- GIVEN TASK -
Find the lines that hold the word "this" and return them.

- EXCERPTED DATA -
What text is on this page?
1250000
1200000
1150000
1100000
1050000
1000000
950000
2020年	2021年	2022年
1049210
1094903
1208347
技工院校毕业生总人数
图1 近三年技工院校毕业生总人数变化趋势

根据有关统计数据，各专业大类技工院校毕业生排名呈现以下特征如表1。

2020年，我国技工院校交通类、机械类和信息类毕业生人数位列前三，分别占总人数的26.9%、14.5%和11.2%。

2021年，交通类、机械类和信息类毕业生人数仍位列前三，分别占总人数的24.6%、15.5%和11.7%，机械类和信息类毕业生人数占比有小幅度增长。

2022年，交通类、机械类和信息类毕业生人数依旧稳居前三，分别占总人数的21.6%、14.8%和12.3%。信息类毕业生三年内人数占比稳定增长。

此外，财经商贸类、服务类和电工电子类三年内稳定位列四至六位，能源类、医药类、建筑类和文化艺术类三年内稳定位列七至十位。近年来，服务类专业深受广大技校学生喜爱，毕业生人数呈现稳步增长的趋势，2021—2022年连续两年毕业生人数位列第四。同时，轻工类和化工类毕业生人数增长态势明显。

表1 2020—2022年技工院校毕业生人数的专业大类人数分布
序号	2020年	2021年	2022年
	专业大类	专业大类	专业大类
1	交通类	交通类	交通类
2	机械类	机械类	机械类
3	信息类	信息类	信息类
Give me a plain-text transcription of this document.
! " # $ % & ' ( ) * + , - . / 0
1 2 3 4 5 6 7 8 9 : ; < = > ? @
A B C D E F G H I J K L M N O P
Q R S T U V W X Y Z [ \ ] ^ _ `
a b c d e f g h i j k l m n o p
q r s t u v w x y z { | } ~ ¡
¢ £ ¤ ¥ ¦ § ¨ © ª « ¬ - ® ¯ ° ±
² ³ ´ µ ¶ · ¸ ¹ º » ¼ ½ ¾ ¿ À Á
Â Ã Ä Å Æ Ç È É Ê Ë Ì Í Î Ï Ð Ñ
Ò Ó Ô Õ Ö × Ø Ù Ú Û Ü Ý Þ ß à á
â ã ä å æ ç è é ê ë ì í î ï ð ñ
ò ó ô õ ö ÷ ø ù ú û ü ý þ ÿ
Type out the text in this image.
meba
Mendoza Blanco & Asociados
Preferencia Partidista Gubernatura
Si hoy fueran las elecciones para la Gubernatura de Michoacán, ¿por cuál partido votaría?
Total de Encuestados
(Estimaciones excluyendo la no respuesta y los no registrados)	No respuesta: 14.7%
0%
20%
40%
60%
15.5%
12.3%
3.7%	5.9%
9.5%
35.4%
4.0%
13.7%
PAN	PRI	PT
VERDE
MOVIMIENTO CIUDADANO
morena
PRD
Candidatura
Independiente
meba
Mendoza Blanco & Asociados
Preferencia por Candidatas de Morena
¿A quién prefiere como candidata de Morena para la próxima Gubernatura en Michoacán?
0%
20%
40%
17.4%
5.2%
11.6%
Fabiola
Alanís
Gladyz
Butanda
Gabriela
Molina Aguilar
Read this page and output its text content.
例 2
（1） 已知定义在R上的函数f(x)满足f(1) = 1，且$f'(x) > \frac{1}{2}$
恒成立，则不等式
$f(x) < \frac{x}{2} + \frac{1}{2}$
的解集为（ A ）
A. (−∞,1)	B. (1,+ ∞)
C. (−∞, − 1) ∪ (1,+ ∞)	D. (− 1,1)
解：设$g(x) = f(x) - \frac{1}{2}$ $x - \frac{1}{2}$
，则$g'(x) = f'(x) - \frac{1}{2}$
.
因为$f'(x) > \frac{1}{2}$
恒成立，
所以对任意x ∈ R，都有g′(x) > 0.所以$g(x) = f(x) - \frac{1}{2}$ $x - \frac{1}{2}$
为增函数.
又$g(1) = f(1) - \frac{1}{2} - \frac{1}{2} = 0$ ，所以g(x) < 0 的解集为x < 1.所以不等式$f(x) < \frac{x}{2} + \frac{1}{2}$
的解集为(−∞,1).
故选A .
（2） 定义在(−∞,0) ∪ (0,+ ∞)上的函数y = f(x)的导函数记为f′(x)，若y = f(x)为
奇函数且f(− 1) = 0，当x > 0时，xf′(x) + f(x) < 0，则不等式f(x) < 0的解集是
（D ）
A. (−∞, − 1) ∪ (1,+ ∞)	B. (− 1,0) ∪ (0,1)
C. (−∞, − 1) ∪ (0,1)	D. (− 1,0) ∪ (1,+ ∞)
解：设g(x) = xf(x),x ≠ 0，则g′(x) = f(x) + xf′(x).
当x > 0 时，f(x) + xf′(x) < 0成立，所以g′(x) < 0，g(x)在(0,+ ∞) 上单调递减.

- EXERCISE RESPONSE -
What text is on this page?
Give me a plain-text transcription of this document.
Type out the text in this image.
Read this page and output its text content.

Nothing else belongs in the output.